» **Required task**:
Your answer should be a single number: the count of lines containing the string "SOCIAL".
-- Begin Record excerpts --
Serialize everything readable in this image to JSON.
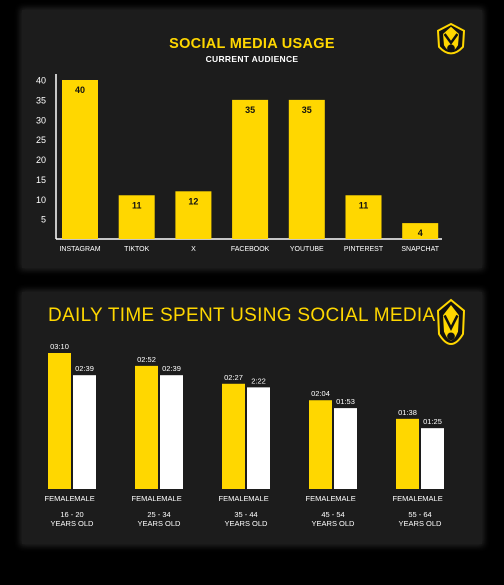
{
  "colors": {
    "accent": "#FFD700",
    "background": "#000000",
    "panel": "#1C1C1C",
    "male": "#FFFFFF"
  },
  "icons": {
    "logo": "crest-logo"
  },
  "chart_data": [
    {
      "type": "bar",
      "title": "SOCIAL MEDIA USAGE",
      "subtitle": "CURRENT AUDIENCE",
      "categories": [
        "INSTAGRAM",
        "TIKTOK",
        "X",
        "FACEBOOK",
        "YOUTUBE",
        "PINTEREST",
        "SNAPCHAT"
      ],
      "values": [
        40,
        11,
        12,
        35,
        35,
        11,
        4
      ],
      "y_ticks": [
        5,
        10,
        15,
        20,
        25,
        30,
        35,
        40
      ],
      "ylim": [
        0,
        40
      ],
      "grid": false,
      "legend": "none"
    },
    {
      "type": "bar",
      "title": "DAILY TIME SPENT USING SOCIAL MEDIA",
      "categories": [
        "16 - 20 YEARS OLD",
        "25 - 34 YEARS OLD",
        "35 - 44 YEARS OLD",
        "45 - 54 YEARS OLD",
        "55 - 64 YEARS OLD"
      ],
      "category_lines": [
        [
          "16 - 20",
          "YEARS OLD"
        ],
        [
          "25 - 34",
          "YEARS OLD"
        ],
        [
          "35 - 44",
          "YEARS OLD"
        ],
        [
          "45 - 54",
          "YEARS OLD"
        ],
        [
          "55 - 64",
          "YEARS OLD"
        ]
      ],
      "series": [
        {
          "name": "FEMALE",
          "values": [
            "03:10",
            "02:52",
            "02:27",
            "02:04",
            "01:38"
          ],
          "color": "#FFD700"
        },
        {
          "name": "MALE",
          "values": [
            "02:39",
            "02:39",
            "2:22",
            "01:53",
            "01:25"
          ],
          "color": "#FFFFFF"
        }
      ],
      "unit": "hh:mm",
      "grid": false,
      "legend": "none"
    }
  ]
}
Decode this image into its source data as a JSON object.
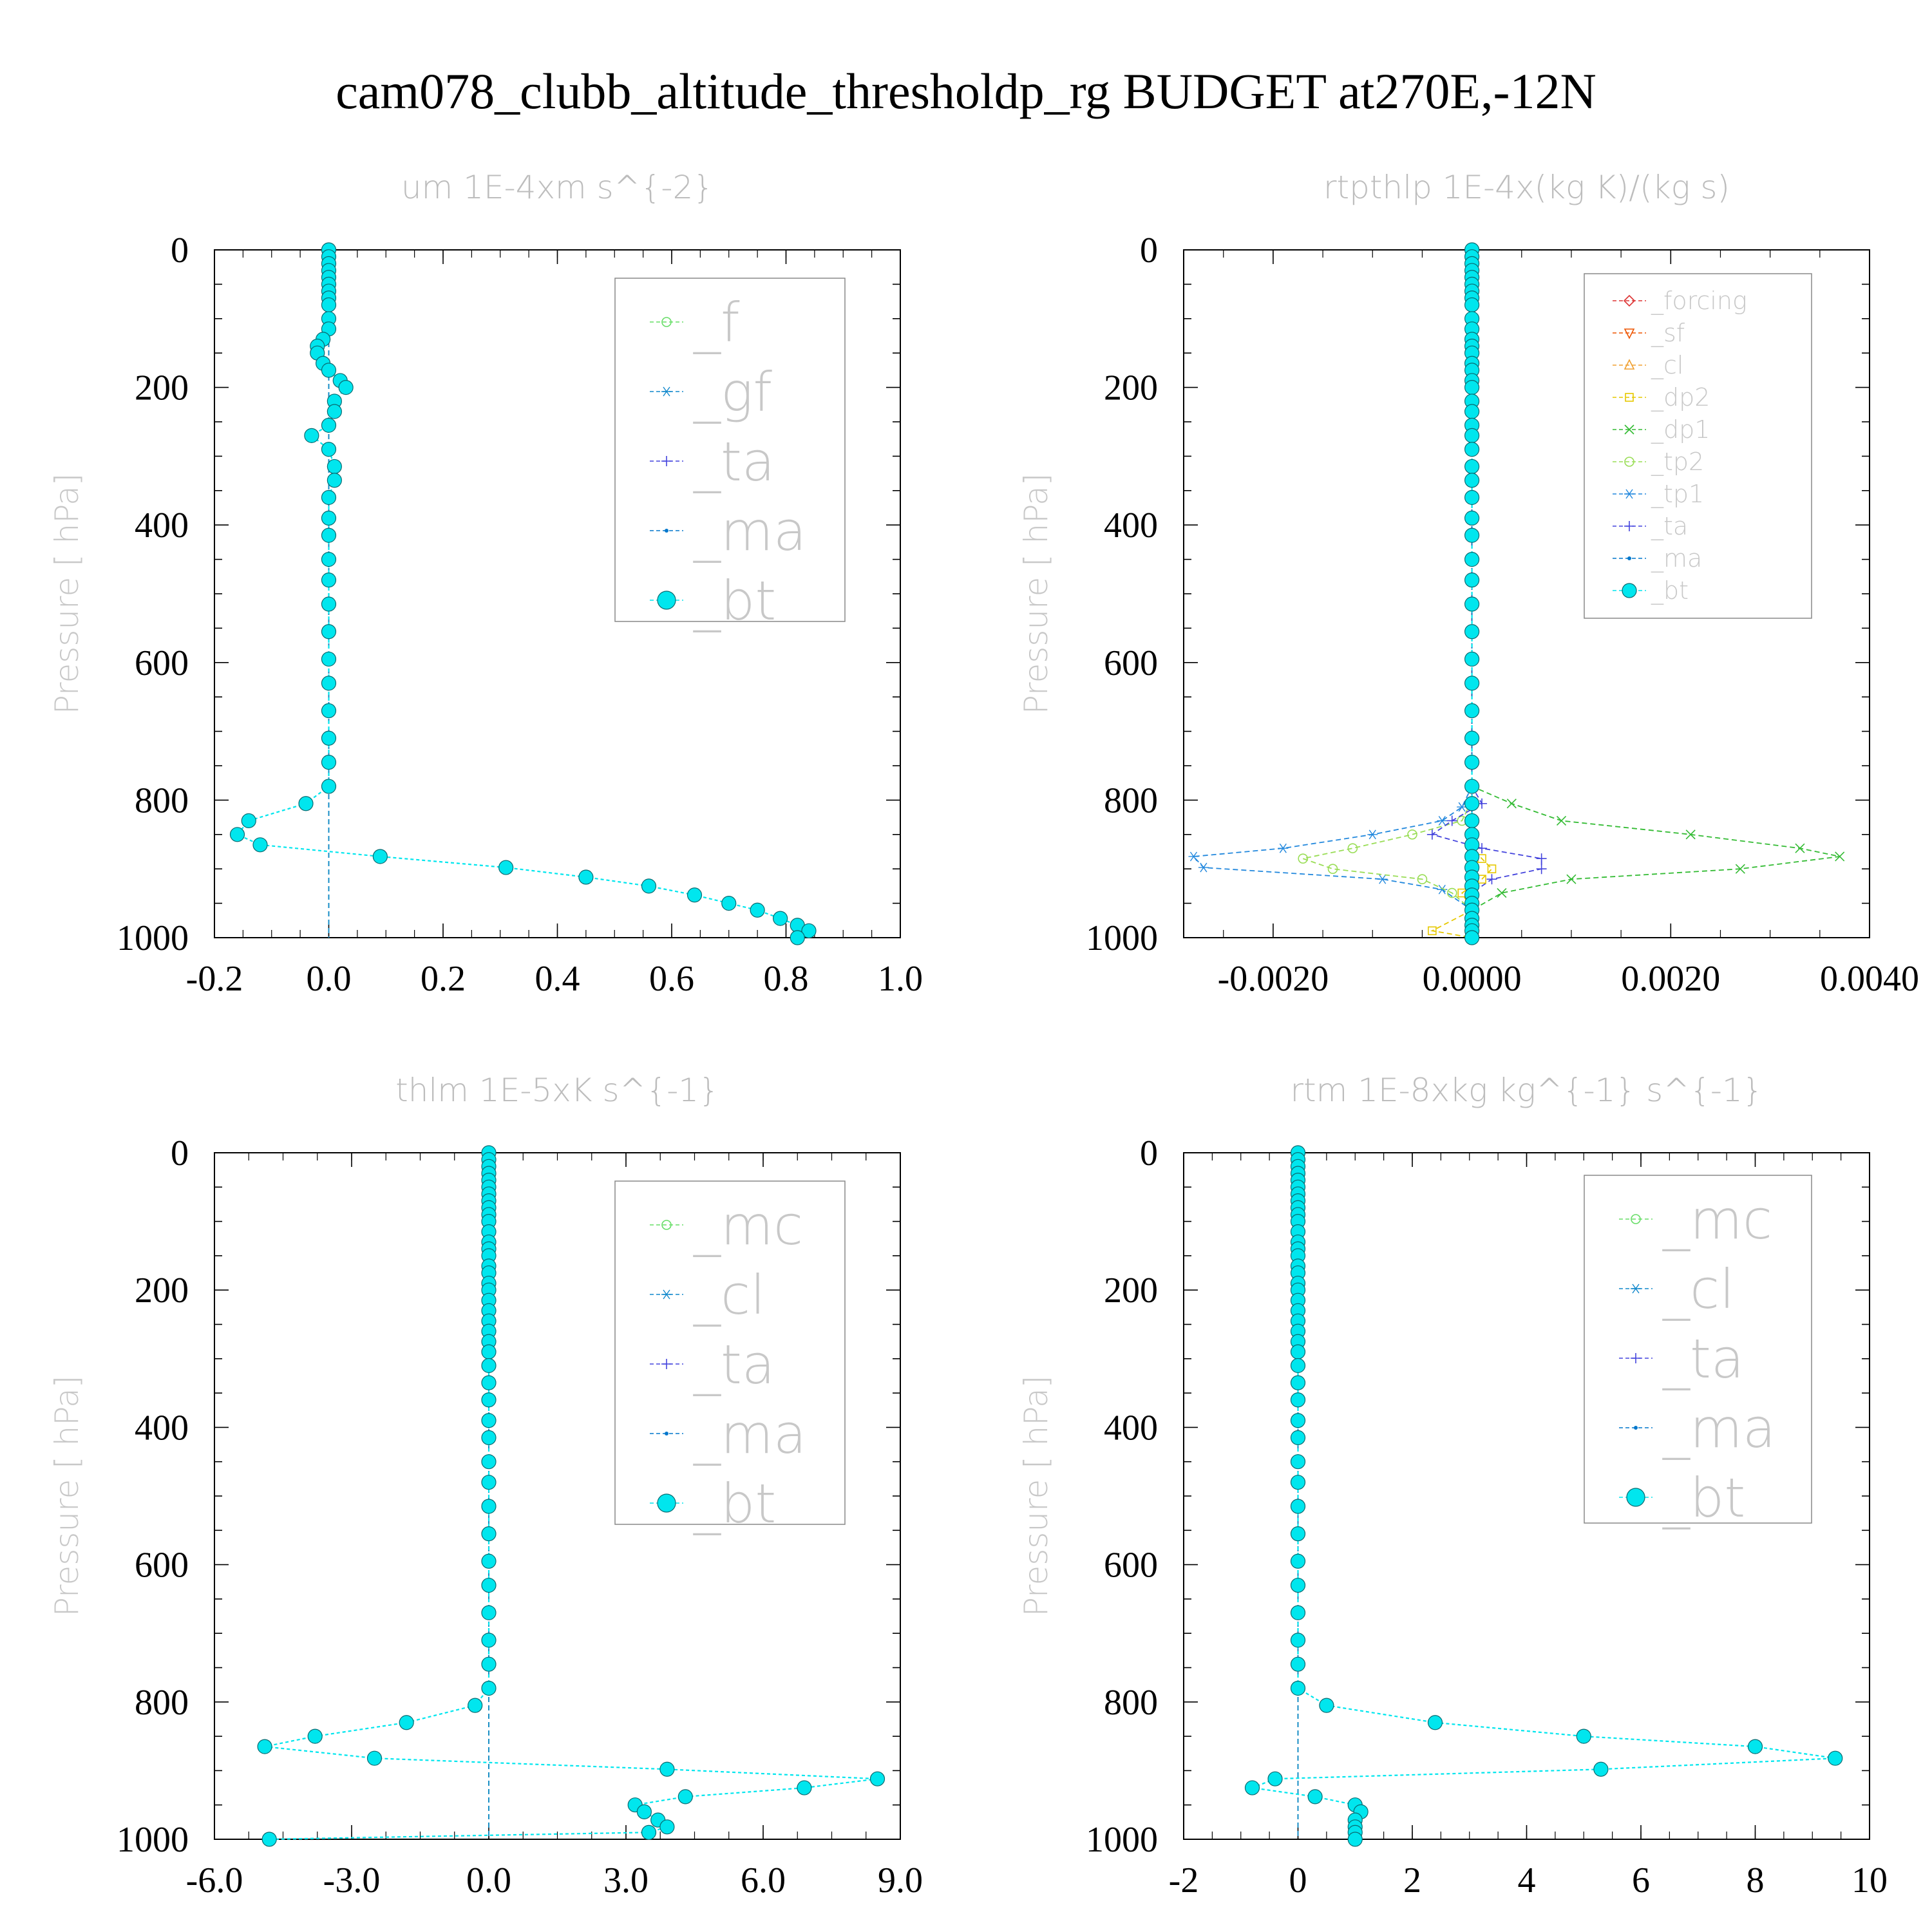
{
  "figure_title": "cam078_clubb_altitude_thresholdp_rg  BUDGET at270E,-12N",
  "colors": {
    "f": "#66dd66",
    "gf": "#1188cc",
    "ta": "#4444dd",
    "ma": "#0077cc",
    "bt": "#00e6ee",
    "mc": "#66dd66",
    "cl": "#1188cc",
    "forcing": "#dd3333",
    "sf": "#ee5500",
    "cl_small": "#f0a030",
    "dp2": "#e6c800",
    "dp1": "#33bb33",
    "tp2": "#99dd55",
    "tp1": "#2288dd"
  },
  "chart_data": [
    {
      "type": "line",
      "title": "um  1E-4xm s^{-2}",
      "ylabel": "Pressure [ hPa]",
      "xlim": [
        -0.2,
        1.0
      ],
      "ylim": [
        1000,
        0
      ],
      "xticks": [
        "-0.2",
        "0.0",
        "0.2",
        "0.4",
        "0.6",
        "0.8",
        "1.0"
      ],
      "yticks": [
        "0",
        "200",
        "400",
        "600",
        "800",
        "1000"
      ],
      "legend": [
        "_f",
        "_gf",
        "_ta",
        "_ma",
        "_bt"
      ],
      "series": [
        {
          "name": "_bt",
          "key": "bt",
          "p": [
            0,
            10,
            20,
            30,
            40,
            50,
            60,
            70,
            80,
            100,
            115,
            130,
            140,
            150,
            165,
            175,
            190,
            200,
            220,
            235,
            255,
            270,
            290,
            315,
            335,
            360,
            390,
            415,
            450,
            480,
            515,
            555,
            595,
            630,
            670,
            710,
            745,
            780,
            805,
            830,
            850,
            865,
            882,
            898,
            912,
            925,
            938,
            950,
            960,
            972,
            982,
            990,
            1000
          ],
          "x": [
            0,
            0,
            0,
            0,
            0,
            0,
            0,
            0,
            0,
            0,
            0,
            -0.01,
            -0.02,
            -0.02,
            -0.01,
            0,
            0.02,
            0.03,
            0.01,
            0.01,
            0,
            -0.03,
            0,
            0.01,
            0.01,
            0,
            0,
            0,
            0,
            0,
            0,
            0,
            0,
            0,
            0,
            0,
            0,
            0,
            -0.04,
            -0.14,
            -0.16,
            -0.12,
            0.09,
            0.31,
            0.45,
            0.56,
            0.64,
            0.7,
            0.75,
            0.79,
            0.82,
            0.84,
            0.82
          ]
        },
        {
          "name": "_ma",
          "key": "ma",
          "p": [
            0,
            990,
            1000
          ],
          "x": [
            0,
            0,
            0
          ]
        },
        {
          "name": "_ta",
          "key": "ta",
          "p": [
            0,
            990,
            1000
          ],
          "x": [
            0,
            0,
            0
          ]
        },
        {
          "name": "_f",
          "key": "f",
          "p": [
            0,
            1000
          ],
          "x": [
            0,
            0
          ]
        },
        {
          "name": "_gf",
          "key": "gf",
          "p": [
            0,
            1000
          ],
          "x": [
            0,
            0
          ]
        }
      ]
    },
    {
      "type": "line",
      "title": "rtpthlp  1E-4x(kg K)/(kg s)",
      "ylabel": "Pressure [ hPa]",
      "xlim": [
        -0.0029,
        0.004
      ],
      "ylim": [
        1000,
        0
      ],
      "xticks": [
        "-0.0020",
        "0.0000",
        "0.0020",
        "0.0040"
      ],
      "yticks": [
        "0",
        "200",
        "400",
        "600",
        "800",
        "1000"
      ],
      "legend": [
        "_forcing",
        "_sf",
        "_cl",
        "_dp2",
        "_dp1",
        "_tp2",
        "_tp1",
        "_ta",
        "_ma",
        "_bt"
      ],
      "series": [
        {
          "name": "_dp1",
          "key": "dp1",
          "p": [
            0,
            780,
            805,
            830,
            850,
            870,
            882,
            900,
            915,
            935,
            960,
            1000
          ],
          "x": [
            0,
            0,
            0.0004,
            0.0009,
            0.0022,
            0.0033,
            0.0037,
            0.0027,
            0.001,
            0.0003,
            0,
            0
          ]
        },
        {
          "name": "_tp1",
          "key": "tp1",
          "p": [
            0,
            780,
            810,
            830,
            850,
            870,
            882,
            898,
            915,
            930,
            960,
            1000
          ],
          "x": [
            0,
            0,
            -0.0001,
            -0.0003,
            -0.001,
            -0.0019,
            -0.0028,
            -0.0027,
            -0.0009,
            -0.0003,
            0,
            0
          ]
        },
        {
          "name": "_tp2",
          "key": "tp2",
          "p": [
            0,
            800,
            830,
            850,
            870,
            885,
            900,
            915,
            935,
            960,
            1000
          ],
          "x": [
            0,
            0,
            -0.0001,
            -0.0006,
            -0.0012,
            -0.0017,
            -0.0014,
            -0.0005,
            -0.0002,
            0,
            0
          ]
        },
        {
          "name": "_ta",
          "key": "ta",
          "p": [
            0,
            780,
            805,
            830,
            850,
            870,
            885,
            900,
            915,
            935,
            960,
            1000
          ],
          "x": [
            0,
            0,
            0.0001,
            -0.0002,
            -0.0004,
            0.0001,
            0.0007,
            0.0007,
            0.0002,
            0,
            0,
            0
          ]
        },
        {
          "name": "_dp2",
          "key": "dp2",
          "p": [
            0,
            870,
            885,
            900,
            915,
            935,
            960,
            990,
            1000
          ],
          "x": [
            0,
            0,
            0.0001,
            0.0002,
            0.0001,
            -0.0001,
            0,
            -0.0004,
            0
          ]
        },
        {
          "name": "_cl",
          "key": "cl_small",
          "p": [
            0,
            1000
          ],
          "x": [
            0,
            0
          ]
        },
        {
          "name": "_sf",
          "key": "sf",
          "p": [
            0,
            1000
          ],
          "x": [
            0,
            0
          ]
        },
        {
          "name": "_forcing",
          "key": "forcing",
          "p": [
            0,
            1000
          ],
          "x": [
            0,
            0
          ]
        },
        {
          "name": "_ma",
          "key": "ma",
          "p": [
            0,
            1000
          ],
          "x": [
            0,
            0
          ]
        },
        {
          "name": "_bt",
          "key": "bt",
          "p": [
            0,
            10,
            20,
            30,
            40,
            50,
            60,
            70,
            80,
            100,
            115,
            130,
            140,
            150,
            165,
            175,
            190,
            200,
            220,
            235,
            255,
            270,
            290,
            315,
            335,
            360,
            390,
            415,
            450,
            480,
            515,
            555,
            595,
            630,
            670,
            710,
            745,
            780,
            805,
            830,
            850,
            865,
            882,
            898,
            912,
            925,
            938,
            950,
            960,
            972,
            982,
            990,
            1000
          ],
          "x": [
            0,
            0,
            0,
            0,
            0,
            0,
            0,
            0,
            0,
            0,
            0,
            0,
            0,
            0,
            0,
            0,
            0,
            0,
            0,
            0,
            0,
            0,
            0,
            0,
            0,
            0,
            0,
            0,
            0,
            0,
            0,
            0,
            0,
            0,
            0,
            0,
            0,
            0,
            0,
            0,
            0,
            0,
            0,
            0,
            0,
            0,
            0,
            0,
            0,
            0,
            0,
            0,
            0
          ]
        }
      ]
    },
    {
      "type": "line",
      "title": "thlm  1E-5xK s^{-1}",
      "ylabel": "Pressure [ hPa]",
      "xlim": [
        -6.0,
        9.0
      ],
      "ylim": [
        1000,
        0
      ],
      "xticks": [
        "-6.0",
        "-3.0",
        "0.0",
        "3.0",
        "6.0",
        "9.0"
      ],
      "yticks": [
        "0",
        "200",
        "400",
        "600",
        "800",
        "1000"
      ],
      "legend": [
        "_mc",
        "_cl",
        "_ta",
        "_ma",
        "_bt"
      ],
      "series": [
        {
          "name": "_bt",
          "key": "bt",
          "p": [
            0,
            10,
            20,
            30,
            40,
            50,
            60,
            70,
            80,
            90,
            100,
            115,
            130,
            140,
            150,
            165,
            175,
            190,
            200,
            215,
            230,
            245,
            260,
            275,
            290,
            310,
            335,
            360,
            390,
            415,
            450,
            480,
            515,
            555,
            595,
            630,
            670,
            710,
            745,
            780,
            805,
            830,
            850,
            865,
            882,
            898,
            912,
            925,
            938,
            950,
            960,
            972,
            982,
            990,
            1000
          ],
          "x": [
            0,
            0,
            0,
            0,
            0,
            0,
            0,
            0,
            0,
            0,
            0,
            0,
            0,
            0,
            0,
            0,
            0,
            0,
            0,
            0,
            0,
            0,
            0,
            0,
            0,
            0,
            0,
            0,
            0,
            0,
            0,
            0,
            0,
            0,
            0,
            0,
            0,
            0,
            0,
            0,
            -0.3,
            -1.8,
            -3.8,
            -4.9,
            -2.5,
            3.9,
            8.5,
            6.9,
            4.3,
            3.2,
            3.4,
            3.7,
            3.9,
            3.5,
            -4.8
          ]
        },
        {
          "name": "_ma",
          "key": "ma",
          "p": [
            0,
            990,
            1000
          ],
          "x": [
            0,
            0,
            0
          ]
        },
        {
          "name": "_ta",
          "key": "ta",
          "p": [
            0,
            990,
            1000
          ],
          "x": [
            0,
            0,
            0
          ]
        },
        {
          "name": "_mc",
          "key": "mc",
          "p": [
            0,
            1000
          ],
          "x": [
            0,
            0
          ]
        },
        {
          "name": "_cl",
          "key": "cl",
          "p": [
            0,
            1000
          ],
          "x": [
            0,
            0
          ]
        }
      ]
    },
    {
      "type": "line",
      "title": "rtm  1E-8xkg kg^{-1} s^{-1}",
      "ylabel": "Pressure [ hPa]",
      "xlim": [
        -2,
        10
      ],
      "ylim": [
        1000,
        0
      ],
      "xticks": [
        "-2",
        "0",
        "2",
        "4",
        "6",
        "8",
        "10"
      ],
      "yticks": [
        "0",
        "200",
        "400",
        "600",
        "800",
        "1000"
      ],
      "legend": [
        "_mc",
        "_cl",
        "_ta",
        "_ma",
        "_bt"
      ],
      "series": [
        {
          "name": "_bt",
          "key": "bt",
          "p": [
            0,
            10,
            20,
            30,
            40,
            50,
            60,
            70,
            80,
            90,
            100,
            115,
            130,
            140,
            150,
            165,
            175,
            190,
            200,
            215,
            230,
            245,
            260,
            275,
            290,
            310,
            335,
            360,
            390,
            415,
            450,
            480,
            515,
            555,
            595,
            630,
            670,
            710,
            745,
            780,
            805,
            830,
            850,
            865,
            882,
            898,
            912,
            925,
            938,
            950,
            960,
            972,
            982,
            990,
            1000
          ],
          "x": [
            0,
            0,
            0,
            0,
            0,
            0,
            0,
            0,
            0,
            0,
            0,
            0,
            0,
            0,
            0,
            0,
            0,
            0,
            0,
            0,
            0,
            0,
            0,
            0,
            0,
            0,
            0,
            0,
            0,
            0,
            0,
            0,
            0,
            0,
            0,
            0,
            0,
            0,
            0,
            0,
            0.5,
            2.4,
            5.0,
            8.0,
            9.4,
            5.3,
            -0.4,
            -0.8,
            0.3,
            1.0,
            1.1,
            1.0,
            1.0,
            1.0,
            1.0
          ]
        },
        {
          "name": "_ma",
          "key": "ma",
          "p": [
            0,
            990,
            1000
          ],
          "x": [
            0,
            0,
            0
          ]
        },
        {
          "name": "_ta",
          "key": "ta",
          "p": [
            0,
            990,
            1000
          ],
          "x": [
            0,
            0,
            0
          ]
        },
        {
          "name": "_mc",
          "key": "mc",
          "p": [
            0,
            1000
          ],
          "x": [
            0,
            0
          ]
        },
        {
          "name": "_cl",
          "key": "cl",
          "p": [
            0,
            1000
          ],
          "x": [
            0,
            0
          ]
        }
      ]
    }
  ]
}
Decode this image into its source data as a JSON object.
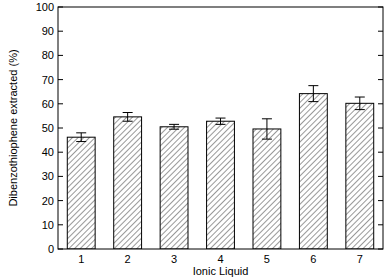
{
  "chart_data": {
    "type": "bar",
    "x_label": "Ionic Liquid",
    "y_label": "Dibenzothiophene extracted (%)",
    "categories": [
      "1",
      "2",
      "3",
      "4",
      "5",
      "6",
      "7"
    ],
    "values": [
      46.2,
      54.6,
      50.5,
      52.8,
      49.6,
      64.2,
      60.2
    ],
    "errors": [
      1.8,
      1.8,
      1.0,
      1.3,
      4.2,
      3.3,
      2.6
    ],
    "color": "#000000",
    "ylim": [
      0,
      100
    ],
    "yticks": [
      0,
      10,
      20,
      30,
      40,
      50,
      60,
      70,
      80,
      90,
      100
    ],
    "grid": false
  }
}
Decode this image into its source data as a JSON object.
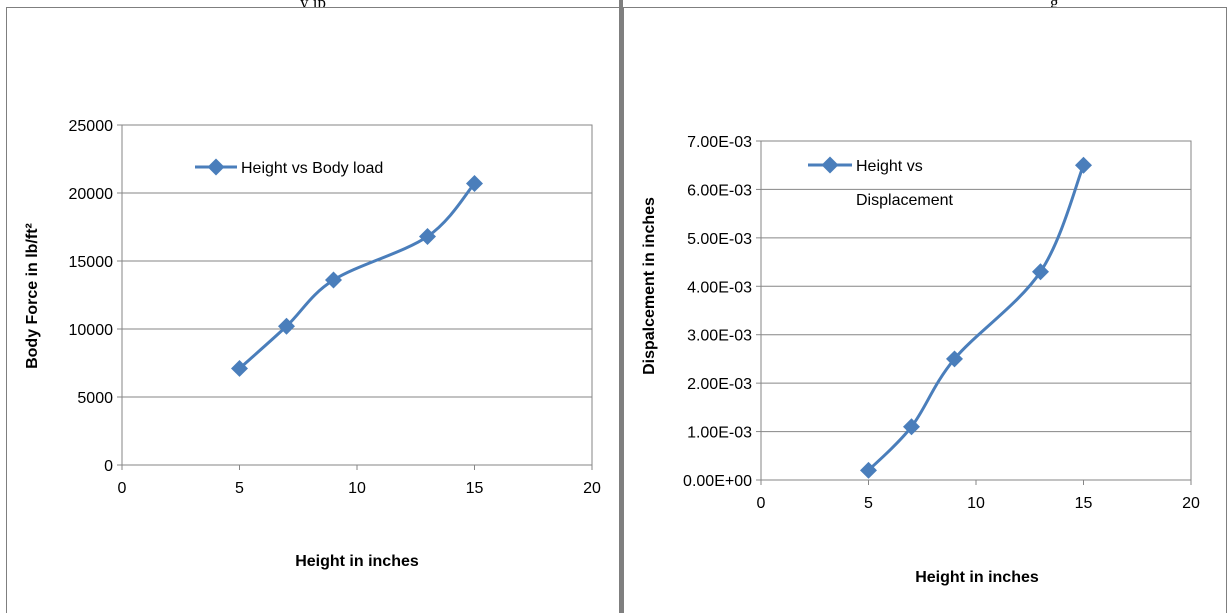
-- End Record excerpts --
» **Answer below**:
2